* [SET EXERCISE] Repeat every line exactly, keeping the pictures out of the copy.

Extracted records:
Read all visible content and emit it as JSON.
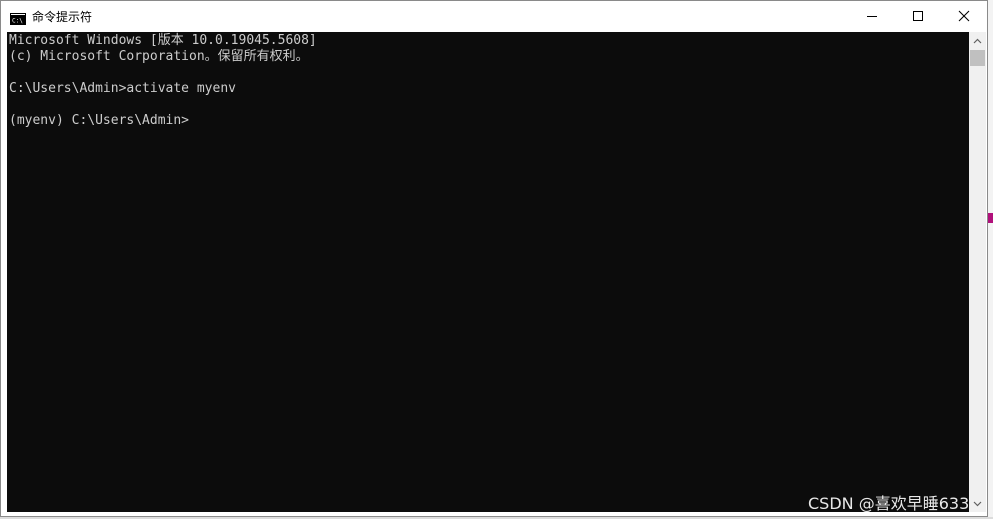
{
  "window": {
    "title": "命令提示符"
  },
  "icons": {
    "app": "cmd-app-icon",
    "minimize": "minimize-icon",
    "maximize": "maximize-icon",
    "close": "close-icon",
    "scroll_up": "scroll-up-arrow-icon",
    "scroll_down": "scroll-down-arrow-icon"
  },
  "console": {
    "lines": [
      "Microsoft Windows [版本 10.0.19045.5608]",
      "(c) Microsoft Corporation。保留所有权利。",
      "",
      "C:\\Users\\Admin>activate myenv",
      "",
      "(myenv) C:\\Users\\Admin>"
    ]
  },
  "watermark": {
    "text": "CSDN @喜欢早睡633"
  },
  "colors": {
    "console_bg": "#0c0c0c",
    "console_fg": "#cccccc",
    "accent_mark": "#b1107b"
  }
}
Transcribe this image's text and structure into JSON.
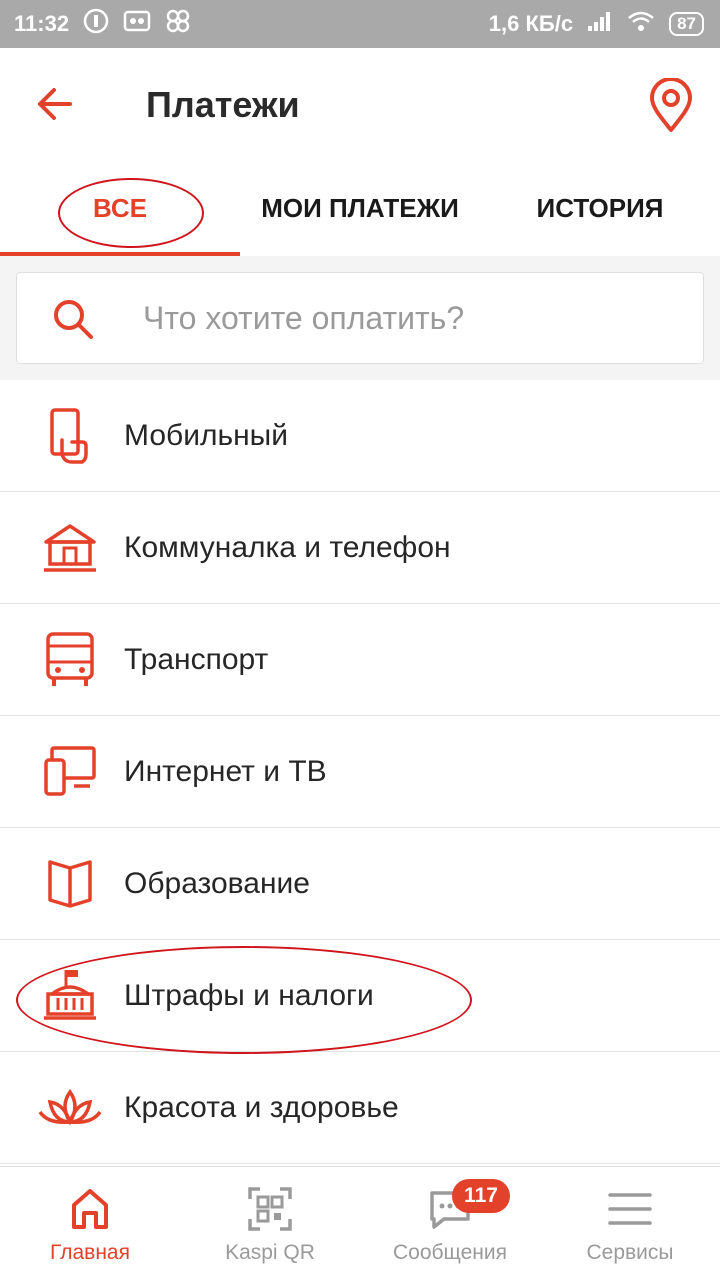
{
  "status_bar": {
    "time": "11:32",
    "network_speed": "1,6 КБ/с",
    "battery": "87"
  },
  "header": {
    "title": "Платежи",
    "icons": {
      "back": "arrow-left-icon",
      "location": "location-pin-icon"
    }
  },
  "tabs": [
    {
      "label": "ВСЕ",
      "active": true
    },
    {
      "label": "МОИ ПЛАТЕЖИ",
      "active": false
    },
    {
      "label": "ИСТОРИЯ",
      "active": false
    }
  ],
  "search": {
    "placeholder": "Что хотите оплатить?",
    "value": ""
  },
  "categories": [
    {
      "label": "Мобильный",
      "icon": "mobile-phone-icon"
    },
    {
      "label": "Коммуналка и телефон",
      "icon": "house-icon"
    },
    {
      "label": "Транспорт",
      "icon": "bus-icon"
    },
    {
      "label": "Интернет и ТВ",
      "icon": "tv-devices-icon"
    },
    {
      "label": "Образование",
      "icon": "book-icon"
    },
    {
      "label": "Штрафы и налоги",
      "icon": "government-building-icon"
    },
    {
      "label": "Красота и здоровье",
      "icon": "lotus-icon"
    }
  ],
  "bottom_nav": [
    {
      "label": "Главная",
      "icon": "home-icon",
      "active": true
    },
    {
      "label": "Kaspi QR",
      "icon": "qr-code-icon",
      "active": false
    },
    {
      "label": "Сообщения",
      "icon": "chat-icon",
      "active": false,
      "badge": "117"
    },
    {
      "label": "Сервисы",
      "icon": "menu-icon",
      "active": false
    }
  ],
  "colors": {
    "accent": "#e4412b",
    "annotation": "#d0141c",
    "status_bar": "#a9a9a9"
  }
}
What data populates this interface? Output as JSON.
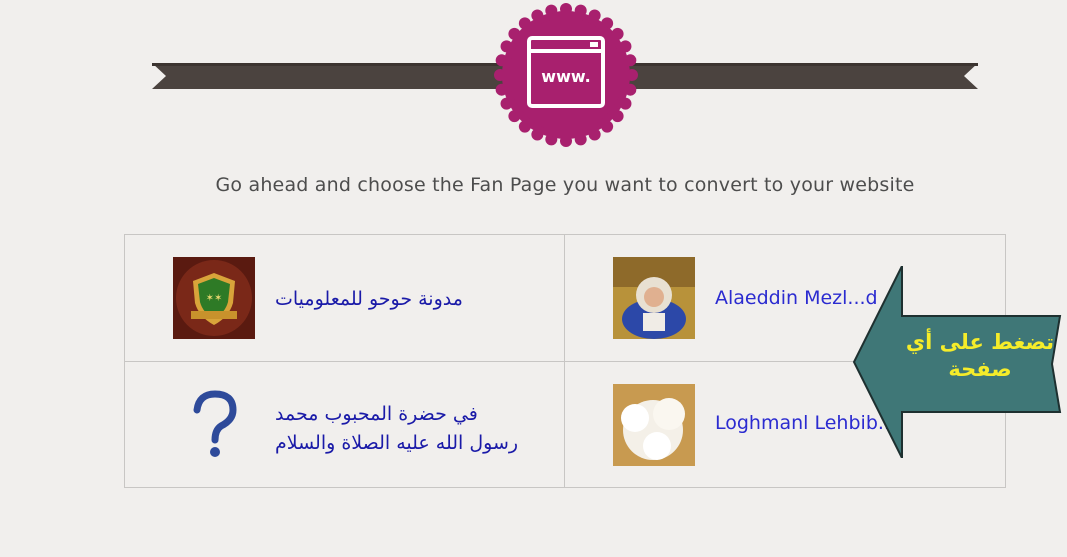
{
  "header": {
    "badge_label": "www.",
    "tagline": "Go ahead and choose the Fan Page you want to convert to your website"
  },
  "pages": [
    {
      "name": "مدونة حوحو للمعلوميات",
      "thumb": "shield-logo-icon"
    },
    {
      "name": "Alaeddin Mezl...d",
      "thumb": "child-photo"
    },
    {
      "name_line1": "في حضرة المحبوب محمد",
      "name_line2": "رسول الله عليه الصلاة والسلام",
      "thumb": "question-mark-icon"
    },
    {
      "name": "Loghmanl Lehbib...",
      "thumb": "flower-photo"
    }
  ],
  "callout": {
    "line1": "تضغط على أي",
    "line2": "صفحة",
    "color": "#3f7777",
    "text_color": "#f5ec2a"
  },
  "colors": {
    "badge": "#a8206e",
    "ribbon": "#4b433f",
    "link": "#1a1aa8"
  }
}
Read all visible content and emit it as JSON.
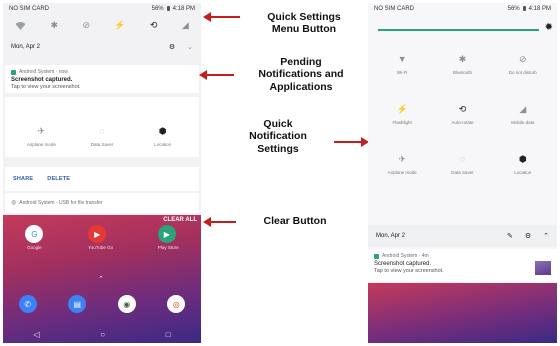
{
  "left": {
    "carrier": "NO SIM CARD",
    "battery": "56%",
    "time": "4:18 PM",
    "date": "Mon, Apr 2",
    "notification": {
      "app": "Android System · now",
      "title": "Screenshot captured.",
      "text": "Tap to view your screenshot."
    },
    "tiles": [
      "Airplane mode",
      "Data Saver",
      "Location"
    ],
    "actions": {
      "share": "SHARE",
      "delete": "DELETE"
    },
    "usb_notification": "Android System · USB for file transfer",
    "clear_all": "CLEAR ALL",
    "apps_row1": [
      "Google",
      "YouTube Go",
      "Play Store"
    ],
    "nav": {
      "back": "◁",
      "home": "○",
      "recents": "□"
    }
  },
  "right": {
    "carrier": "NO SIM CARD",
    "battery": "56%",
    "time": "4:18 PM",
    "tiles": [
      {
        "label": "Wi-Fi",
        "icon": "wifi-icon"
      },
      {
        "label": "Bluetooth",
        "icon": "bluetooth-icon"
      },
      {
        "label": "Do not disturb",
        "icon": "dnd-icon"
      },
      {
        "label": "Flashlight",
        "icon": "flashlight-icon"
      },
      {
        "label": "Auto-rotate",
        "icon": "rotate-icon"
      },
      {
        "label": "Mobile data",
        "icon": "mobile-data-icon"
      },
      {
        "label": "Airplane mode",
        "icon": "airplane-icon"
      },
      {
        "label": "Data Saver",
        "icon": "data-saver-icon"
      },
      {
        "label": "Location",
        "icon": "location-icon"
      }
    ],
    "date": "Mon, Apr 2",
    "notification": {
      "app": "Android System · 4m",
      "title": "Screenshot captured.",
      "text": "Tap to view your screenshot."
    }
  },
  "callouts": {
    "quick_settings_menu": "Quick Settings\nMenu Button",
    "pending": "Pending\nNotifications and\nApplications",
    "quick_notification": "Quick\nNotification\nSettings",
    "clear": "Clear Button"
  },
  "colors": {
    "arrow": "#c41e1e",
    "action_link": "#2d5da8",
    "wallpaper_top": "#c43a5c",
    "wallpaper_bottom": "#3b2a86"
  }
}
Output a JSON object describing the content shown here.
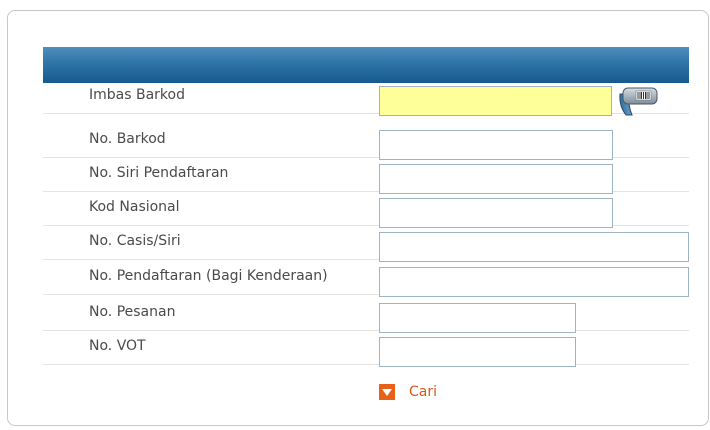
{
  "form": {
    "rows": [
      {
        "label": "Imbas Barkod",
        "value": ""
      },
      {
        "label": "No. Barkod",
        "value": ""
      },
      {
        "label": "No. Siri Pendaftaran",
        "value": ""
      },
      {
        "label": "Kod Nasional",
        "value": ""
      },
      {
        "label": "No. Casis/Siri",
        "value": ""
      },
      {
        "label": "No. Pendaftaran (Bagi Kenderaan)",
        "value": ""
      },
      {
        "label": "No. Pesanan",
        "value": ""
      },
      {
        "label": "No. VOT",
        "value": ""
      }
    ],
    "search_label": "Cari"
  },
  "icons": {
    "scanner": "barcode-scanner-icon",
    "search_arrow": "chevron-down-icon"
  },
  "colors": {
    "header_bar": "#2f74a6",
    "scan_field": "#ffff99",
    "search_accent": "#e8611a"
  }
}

* [EXERCISE SOLUTION]
Read all visible content and emit it as JSON.
{
  "window": {
    "title": "命令提示符"
  },
  "icons": {
    "app": "cmd-app-icon",
    "minimize": "minimize-icon",
    "maximize": "maximize-icon",
    "close": "close-icon",
    "scroll_up": "scroll-up-arrow-icon",
    "scroll_down": "scroll-down-arrow-icon"
  },
  "console": {
    "lines": [
      "Microsoft Windows [版本 10.0.19045.5608]",
      "(c) Microsoft Corporation。保留所有权利。",
      "",
      "C:\\Users\\Admin>activate myenv",
      "",
      "(myenv) C:\\Users\\Admin>"
    ]
  },
  "watermark": {
    "text": "CSDN @喜欢早睡633"
  },
  "colors": {
    "console_bg": "#0c0c0c",
    "console_fg": "#cccccc",
    "accent_mark": "#b1107b"
  }
}
Transcribe this image's text and structure into JSON.
{
  "status_bar": {
    "time": "11:32",
    "network_speed": "1,6 КБ/с",
    "battery": "87"
  },
  "header": {
    "title": "Платежи",
    "icons": {
      "back": "arrow-left-icon",
      "location": "location-pin-icon"
    }
  },
  "tabs": [
    {
      "label": "ВСЕ",
      "active": true
    },
    {
      "label": "МОИ ПЛАТЕЖИ",
      "active": false
    },
    {
      "label": "ИСТОРИЯ",
      "active": false
    }
  ],
  "search": {
    "placeholder": "Что хотите оплатить?",
    "value": ""
  },
  "categories": [
    {
      "label": "Мобильный",
      "icon": "mobile-phone-icon"
    },
    {
      "label": "Коммуналка и телефон",
      "icon": "house-icon"
    },
    {
      "label": "Транспорт",
      "icon": "bus-icon"
    },
    {
      "label": "Интернет и ТВ",
      "icon": "tv-devices-icon"
    },
    {
      "label": "Образование",
      "icon": "book-icon"
    },
    {
      "label": "Штрафы и налоги",
      "icon": "government-building-icon"
    },
    {
      "label": "Красота и здоровье",
      "icon": "lotus-icon"
    }
  ],
  "bottom_nav": [
    {
      "label": "Главная",
      "icon": "home-icon",
      "active": true
    },
    {
      "label": "Kaspi QR",
      "icon": "qr-code-icon",
      "active": false
    },
    {
      "label": "Сообщения",
      "icon": "chat-icon",
      "active": false,
      "badge": "117"
    },
    {
      "label": "Сервисы",
      "icon": "menu-icon",
      "active": false
    }
  ],
  "colors": {
    "accent": "#e4412b",
    "annotation": "#d0141c",
    "status_bar": "#a9a9a9"
  }
}
What data populates this interface? Output as JSON.
{
  "header": {
    "badge_label": "www.",
    "tagline": "Go ahead and choose the Fan Page you want to convert to your website"
  },
  "pages": [
    {
      "name": "مدونة حوحو للمعلوميات",
      "thumb": "shield-logo-icon"
    },
    {
      "name": "Alaeddin Mezl...d",
      "thumb": "child-photo"
    },
    {
      "name_line1": "في حضرة المحبوب محمد",
      "name_line2": "رسول الله عليه الصلاة والسلام",
      "thumb": "question-mark-icon"
    },
    {
      "name": "Loghmanl Lehbib...",
      "thumb": "flower-photo"
    }
  ],
  "callout": {
    "line1": "تضغط على أي",
    "line2": "صفحة",
    "color": "#3f7777",
    "text_color": "#f5ec2a"
  },
  "colors": {
    "badge": "#a8206e",
    "ribbon": "#4b433f",
    "link": "#1a1aa8"
  }
}
Read all visible content and emit it as JSON.
{
  "left": {
    "carrier": "NO SIM CARD",
    "battery": "56%",
    "time": "4:18 PM",
    "date": "Mon, Apr 2",
    "notification": {
      "app": "Android System · now",
      "title": "Screenshot captured.",
      "text": "Tap to view your screenshot."
    },
    "tiles": [
      "Airplane mode",
      "Data Saver",
      "Location"
    ],
    "actions": {
      "share": "SHARE",
      "delete": "DELETE"
    },
    "usb_notification": "Android System · USB for file transfer",
    "clear_all": "CLEAR ALL",
    "apps_row1": [
      "Google",
      "YouTube Go",
      "Play Store"
    ],
    "nav": {
      "back": "◁",
      "home": "○",
      "recents": "□"
    }
  },
  "right": {
    "carrier": "NO SIM CARD",
    "battery": "56%",
    "time": "4:18 PM",
    "tiles": [
      {
        "label": "Wi-Fi",
        "icon": "wifi-icon"
      },
      {
        "label": "Bluetooth",
        "icon": "bluetooth-icon"
      },
      {
        "label": "Do not disturb",
        "icon": "dnd-icon"
      },
      {
        "label": "Flashlight",
        "icon": "flashlight-icon"
      },
      {
        "label": "Auto-rotate",
        "icon": "rotate-icon"
      },
      {
        "label": "Mobile data",
        "icon": "mobile-data-icon"
      },
      {
        "label": "Airplane mode",
        "icon": "airplane-icon"
      },
      {
        "label": "Data Saver",
        "icon": "data-saver-icon"
      },
      {
        "label": "Location",
        "icon": "location-icon"
      }
    ],
    "date": "Mon, Apr 2",
    "notification": {
      "app": "Android System · 4m",
      "title": "Screenshot captured.",
      "text": "Tap to view your screenshot."
    }
  },
  "callouts": {
    "quick_settings_menu": "Quick Settings\nMenu Button",
    "pending": "Pending\nNotifications and\nApplications",
    "quick_notification": "Quick\nNotification\nSettings",
    "clear": "Clear Button"
  },
  "colors": {
    "arrow": "#c41e1e",
    "action_link": "#2d5da8",
    "wallpaper_top": "#c43a5c",
    "wallpaper_bottom": "#3b2a86"
  }
}
Output a JSON object describing the content shown here.
{
  "form": {
    "rows": [
      {
        "label": "Imbas Barkod",
        "value": ""
      },
      {
        "label": "No. Barkod",
        "value": ""
      },
      {
        "label": "No. Siri Pendaftaran",
        "value": ""
      },
      {
        "label": "Kod Nasional",
        "value": ""
      },
      {
        "label": "No. Casis/Siri",
        "value": ""
      },
      {
        "label": "No. Pendaftaran (Bagi Kenderaan)",
        "value": ""
      },
      {
        "label": "No. Pesanan",
        "value": ""
      },
      {
        "label": "No. VOT",
        "value": ""
      }
    ],
    "search_label": "Cari"
  },
  "icons": {
    "scanner": "barcode-scanner-icon",
    "search_arrow": "chevron-down-icon"
  },
  "colors": {
    "header_bar": "#2f74a6",
    "scan_field": "#ffff99",
    "search_accent": "#e8611a"
  }
}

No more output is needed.